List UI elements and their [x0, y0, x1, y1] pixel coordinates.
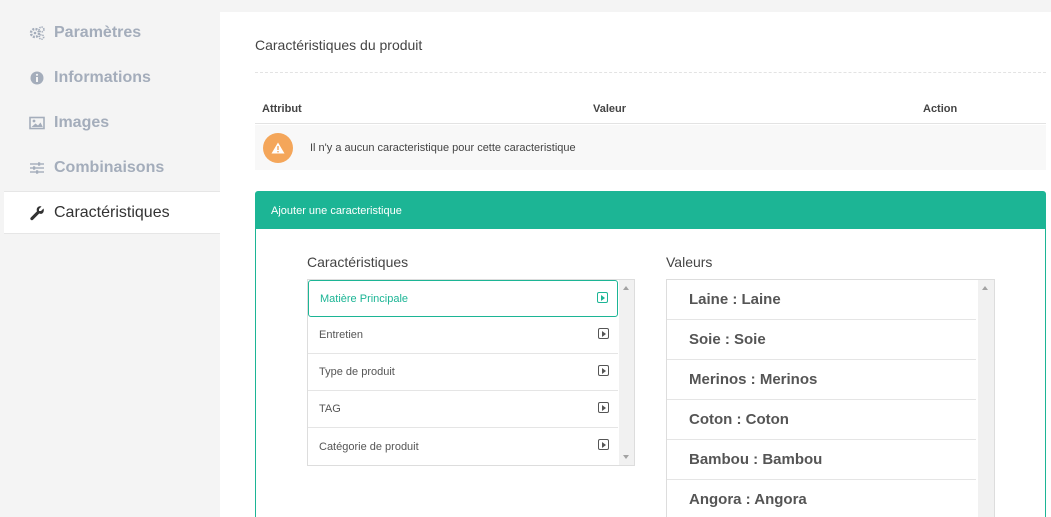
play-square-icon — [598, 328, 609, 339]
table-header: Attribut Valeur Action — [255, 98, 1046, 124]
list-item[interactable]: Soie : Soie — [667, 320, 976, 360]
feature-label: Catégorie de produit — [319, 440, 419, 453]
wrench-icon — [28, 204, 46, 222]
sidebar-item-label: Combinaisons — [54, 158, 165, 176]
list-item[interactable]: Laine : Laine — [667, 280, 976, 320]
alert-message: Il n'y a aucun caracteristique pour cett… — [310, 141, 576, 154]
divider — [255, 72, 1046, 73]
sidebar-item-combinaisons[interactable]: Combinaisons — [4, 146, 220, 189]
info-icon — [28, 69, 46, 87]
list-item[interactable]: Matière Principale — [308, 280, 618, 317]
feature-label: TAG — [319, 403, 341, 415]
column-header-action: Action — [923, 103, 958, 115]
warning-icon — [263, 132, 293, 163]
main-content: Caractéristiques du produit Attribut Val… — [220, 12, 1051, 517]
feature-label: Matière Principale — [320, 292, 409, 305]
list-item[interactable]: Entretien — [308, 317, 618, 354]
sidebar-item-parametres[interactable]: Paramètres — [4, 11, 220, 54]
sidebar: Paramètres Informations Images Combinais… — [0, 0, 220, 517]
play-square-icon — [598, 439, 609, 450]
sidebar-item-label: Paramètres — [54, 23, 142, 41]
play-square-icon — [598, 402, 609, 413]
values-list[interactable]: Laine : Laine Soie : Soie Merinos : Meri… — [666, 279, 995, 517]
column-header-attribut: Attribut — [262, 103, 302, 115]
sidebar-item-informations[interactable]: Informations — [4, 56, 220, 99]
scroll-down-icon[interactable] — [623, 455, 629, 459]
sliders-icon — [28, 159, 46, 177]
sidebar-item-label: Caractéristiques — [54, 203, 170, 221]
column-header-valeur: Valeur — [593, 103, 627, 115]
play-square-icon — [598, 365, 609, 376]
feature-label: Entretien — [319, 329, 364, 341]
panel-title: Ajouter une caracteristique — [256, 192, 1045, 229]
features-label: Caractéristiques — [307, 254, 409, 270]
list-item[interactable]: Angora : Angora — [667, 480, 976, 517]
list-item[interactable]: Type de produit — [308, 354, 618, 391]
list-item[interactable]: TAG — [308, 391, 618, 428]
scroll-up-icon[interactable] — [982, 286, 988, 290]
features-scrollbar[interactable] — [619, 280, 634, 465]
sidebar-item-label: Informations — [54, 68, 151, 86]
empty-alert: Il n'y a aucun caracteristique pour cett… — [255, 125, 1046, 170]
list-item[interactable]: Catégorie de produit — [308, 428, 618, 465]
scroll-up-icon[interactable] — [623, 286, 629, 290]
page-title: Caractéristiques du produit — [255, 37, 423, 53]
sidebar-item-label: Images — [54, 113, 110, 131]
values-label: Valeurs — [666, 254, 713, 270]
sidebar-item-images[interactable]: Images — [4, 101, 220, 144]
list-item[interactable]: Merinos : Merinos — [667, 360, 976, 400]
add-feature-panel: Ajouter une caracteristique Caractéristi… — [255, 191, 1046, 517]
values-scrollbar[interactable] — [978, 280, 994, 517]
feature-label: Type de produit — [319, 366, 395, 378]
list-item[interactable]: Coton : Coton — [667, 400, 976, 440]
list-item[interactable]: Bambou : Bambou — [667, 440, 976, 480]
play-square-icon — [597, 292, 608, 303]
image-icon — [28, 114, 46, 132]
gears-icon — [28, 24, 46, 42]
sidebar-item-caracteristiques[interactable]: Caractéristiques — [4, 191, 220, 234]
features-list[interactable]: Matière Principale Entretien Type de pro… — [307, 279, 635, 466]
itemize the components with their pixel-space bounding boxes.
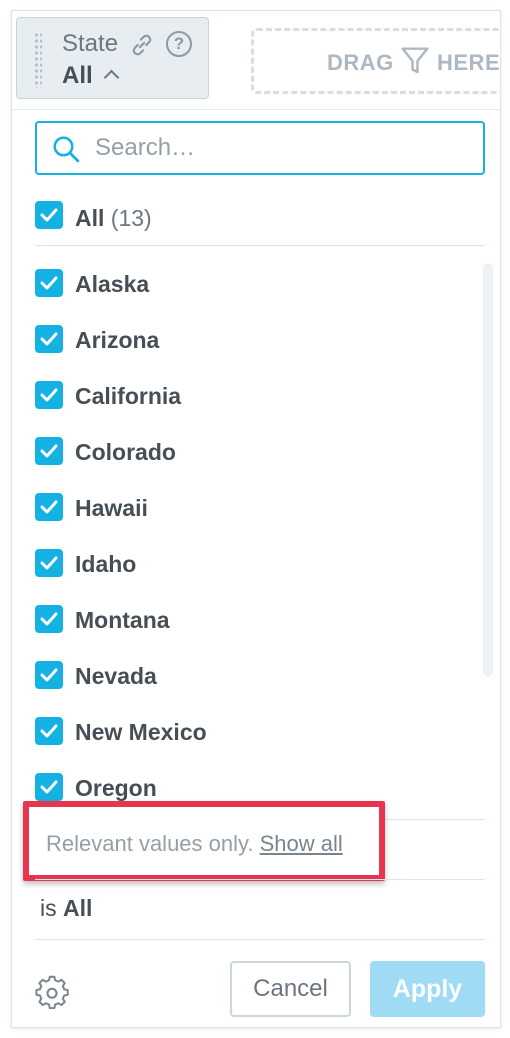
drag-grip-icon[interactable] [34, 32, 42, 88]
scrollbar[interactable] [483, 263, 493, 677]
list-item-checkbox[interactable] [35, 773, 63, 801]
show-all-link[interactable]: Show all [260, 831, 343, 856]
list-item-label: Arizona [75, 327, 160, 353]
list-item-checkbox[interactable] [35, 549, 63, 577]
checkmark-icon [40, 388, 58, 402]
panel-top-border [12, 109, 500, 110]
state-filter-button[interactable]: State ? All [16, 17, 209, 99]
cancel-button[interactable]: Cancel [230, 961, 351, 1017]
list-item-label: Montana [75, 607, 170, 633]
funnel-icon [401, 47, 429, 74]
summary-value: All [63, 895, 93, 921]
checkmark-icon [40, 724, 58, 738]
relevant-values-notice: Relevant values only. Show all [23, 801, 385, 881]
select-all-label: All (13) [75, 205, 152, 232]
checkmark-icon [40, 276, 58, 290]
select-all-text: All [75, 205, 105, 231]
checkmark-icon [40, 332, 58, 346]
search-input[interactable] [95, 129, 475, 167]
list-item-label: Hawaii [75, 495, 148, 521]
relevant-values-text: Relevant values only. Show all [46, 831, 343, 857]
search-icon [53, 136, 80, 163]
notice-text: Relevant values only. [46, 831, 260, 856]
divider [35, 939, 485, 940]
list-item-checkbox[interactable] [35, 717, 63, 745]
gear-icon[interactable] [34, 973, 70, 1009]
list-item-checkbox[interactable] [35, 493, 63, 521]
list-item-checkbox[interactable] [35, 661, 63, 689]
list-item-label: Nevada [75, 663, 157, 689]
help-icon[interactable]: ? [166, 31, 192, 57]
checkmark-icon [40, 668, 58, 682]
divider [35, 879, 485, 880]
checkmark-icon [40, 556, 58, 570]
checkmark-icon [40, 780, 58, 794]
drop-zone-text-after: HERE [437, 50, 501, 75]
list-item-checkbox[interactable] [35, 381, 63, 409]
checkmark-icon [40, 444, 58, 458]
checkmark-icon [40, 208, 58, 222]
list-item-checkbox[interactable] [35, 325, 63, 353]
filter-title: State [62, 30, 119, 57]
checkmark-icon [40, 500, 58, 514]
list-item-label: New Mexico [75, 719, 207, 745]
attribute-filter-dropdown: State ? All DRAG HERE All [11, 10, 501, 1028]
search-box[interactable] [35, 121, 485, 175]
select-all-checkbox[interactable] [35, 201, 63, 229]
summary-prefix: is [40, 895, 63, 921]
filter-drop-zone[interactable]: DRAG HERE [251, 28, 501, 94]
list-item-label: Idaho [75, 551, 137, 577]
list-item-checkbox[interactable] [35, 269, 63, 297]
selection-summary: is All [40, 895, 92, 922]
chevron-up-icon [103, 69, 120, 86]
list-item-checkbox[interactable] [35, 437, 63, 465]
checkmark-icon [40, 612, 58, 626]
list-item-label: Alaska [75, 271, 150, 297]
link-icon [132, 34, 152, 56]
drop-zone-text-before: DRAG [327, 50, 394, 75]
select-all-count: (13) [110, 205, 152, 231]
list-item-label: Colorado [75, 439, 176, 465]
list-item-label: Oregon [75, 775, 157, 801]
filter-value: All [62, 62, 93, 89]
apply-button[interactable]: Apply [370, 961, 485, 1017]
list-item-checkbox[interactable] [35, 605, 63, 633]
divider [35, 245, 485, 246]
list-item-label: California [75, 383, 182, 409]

* _Your objective_: Rewrite the listing lines from the one containing "play-square-icon — [598, 328, 609, 339]" through the one containing "alert-message: Il n'y", both included, so that "wrench-icon" becomes "spanner-icon" and nothing else changes. Return only those lines.

* _Answer in full_:
play-square-icon — [598, 328, 609, 339]
table-header: Attribut Valeur Action — [255, 98, 1046, 124]
list-item[interactable]: Soie : Soie — [667, 320, 976, 360]
feature-label: Catégorie de produit — [319, 440, 419, 453]
spanner-icon — [28, 204, 46, 222]
sidebar-item-label: Combinaisons — [54, 158, 165, 176]
list-item[interactable]: Laine : Laine — [667, 280, 976, 320]
alert-message: Il n'y a aucun caracteristique pour cett… — [310, 141, 576, 154]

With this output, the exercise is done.